── Testo fornito

D. Il disegno di legge punta soprattutto alla prevenzione dei cosiddetti “reati spia” che possono poi degenerare in fatti più gravi. Si tratta di imporre il cosiddetto cartellino giallo all’uomo violento, come lo ha definito la ministra per la Famiglia, Eugenia Roccella?

In linea teorica, il principio è condivisibile. Il punto è che non basta un cartellino giallo, senza un intervento tempestivo dei servizi sociali. Come detto in precedenza, molti degli autori di questi reati hanno problemi di alcol o sostanze stupefacenti. Dunque, il problema è più ampio. Ed è un problema molto complesso, perché l’attività di recupero sociale rispetto al disagio è difficile, lunga e richiede pazienza e professionalità.

Tradotto in termini economici, vuole dire che lo Stato deve impegnare tante risorse, sia relativamente alla fase della prevenzione, sia dell’accertamento giudiziario delle responsabilità. A quanto ho capito, invece, queste nuove norme non sono accompagnate da stanziamenti di fondi per il Welfare o il sistema giudiziario. Il rischio è perdere l’occasione per realizzare quel grande investimento culturale giustamente auspicato dal Ministro Nordio.

D. Anche i giudici avranno termini stringenti per la decisione sulle misure cautelari in caso di omicidio o tentato omicidio. Come si contempera la norma di fronte a un sistema giudiziario rallentato dalla mole di provvedimenti e processi dovuto alla scarsità di risorse?

L’idea di risolvere i problemi dando priorità ad alcune cause nei ruoli mi ha sempre appassionato poco, perché poi nella prassi si deve misurare, come giustamente dici, con un numero impressionante di procedimenti penali e con risorse sempre ridotte all’osso. Io ho sempre pensato che un investimento deciso sulla giustizia riparativa – dunque, anche sulla Pubblica Amministrazione che si deve occupare dei rilevanti aspetti sociali del tema – unito a un’amnistia per reati di minore allarme sociale, dove non ci sono conseguenze civili e amministrative del reato, potesse essere una soluzione efficace per dare modo ai magistrati di concentrarsi sui fatti che realmente meritano di essere affrontati dall’ordinamento penale. Io sono un ottimista per natura.

────

**Consegna:**
Rispondi alle domande seguenti in base al testo sul disegno di legge.
(a) Chi ha definito "cartellino giallo" la misura rivolta all'uomo violento?
(b) Secondo chi risponde, di che cosa non sono accompagnate le nuove norme?
(c) Quale misura, oltre a un investimento deciso sulla giustizia riparativa, viene indicata come possibile soluzione per permettere ai magistrati di concentrarsi sui fatti più rilevanti?

── Materiale fornito

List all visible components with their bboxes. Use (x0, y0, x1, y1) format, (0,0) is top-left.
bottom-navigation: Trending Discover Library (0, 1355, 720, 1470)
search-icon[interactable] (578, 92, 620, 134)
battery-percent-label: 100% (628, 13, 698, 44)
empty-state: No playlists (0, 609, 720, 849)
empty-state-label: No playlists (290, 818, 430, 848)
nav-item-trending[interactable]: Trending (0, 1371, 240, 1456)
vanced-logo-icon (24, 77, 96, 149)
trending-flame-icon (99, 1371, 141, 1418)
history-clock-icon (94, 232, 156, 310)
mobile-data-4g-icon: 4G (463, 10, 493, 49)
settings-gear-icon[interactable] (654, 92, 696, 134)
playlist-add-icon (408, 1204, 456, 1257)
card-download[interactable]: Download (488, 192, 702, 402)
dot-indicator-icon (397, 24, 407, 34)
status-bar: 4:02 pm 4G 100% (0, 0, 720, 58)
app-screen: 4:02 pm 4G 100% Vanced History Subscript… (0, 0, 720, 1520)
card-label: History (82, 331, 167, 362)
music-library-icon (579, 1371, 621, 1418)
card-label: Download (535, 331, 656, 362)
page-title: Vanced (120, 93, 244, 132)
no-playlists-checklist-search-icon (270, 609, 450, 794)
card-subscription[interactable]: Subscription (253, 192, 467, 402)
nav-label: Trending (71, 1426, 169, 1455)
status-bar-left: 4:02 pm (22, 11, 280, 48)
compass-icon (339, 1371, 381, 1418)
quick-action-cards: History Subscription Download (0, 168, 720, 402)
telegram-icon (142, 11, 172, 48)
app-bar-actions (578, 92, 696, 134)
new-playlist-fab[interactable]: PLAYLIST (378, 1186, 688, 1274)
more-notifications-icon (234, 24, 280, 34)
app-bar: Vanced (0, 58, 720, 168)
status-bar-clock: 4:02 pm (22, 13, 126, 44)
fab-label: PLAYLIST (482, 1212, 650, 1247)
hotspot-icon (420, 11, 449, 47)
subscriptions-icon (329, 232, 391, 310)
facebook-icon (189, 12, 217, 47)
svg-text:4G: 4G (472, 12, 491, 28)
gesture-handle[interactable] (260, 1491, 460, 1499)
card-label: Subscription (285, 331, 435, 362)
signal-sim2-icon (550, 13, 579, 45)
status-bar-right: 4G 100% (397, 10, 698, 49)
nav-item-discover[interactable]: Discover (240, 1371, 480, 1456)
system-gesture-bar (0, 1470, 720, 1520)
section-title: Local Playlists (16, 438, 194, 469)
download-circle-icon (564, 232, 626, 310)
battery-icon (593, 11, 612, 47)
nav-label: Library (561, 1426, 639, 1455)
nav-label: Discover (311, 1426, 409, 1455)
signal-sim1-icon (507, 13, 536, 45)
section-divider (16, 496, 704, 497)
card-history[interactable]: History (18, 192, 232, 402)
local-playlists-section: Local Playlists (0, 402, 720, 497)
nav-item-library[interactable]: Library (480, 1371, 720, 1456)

────

**Soluzione scritta:**
(a) La ministra per la Famiglia, Eugenia Roccella.
(b) Da stanziamenti di fondi per il Welfare o il sistema giudiziario.
(c) Un'amnistia per reati di minore allarme sociale, dove non ci sono conseguenze civili e amministrative del reato.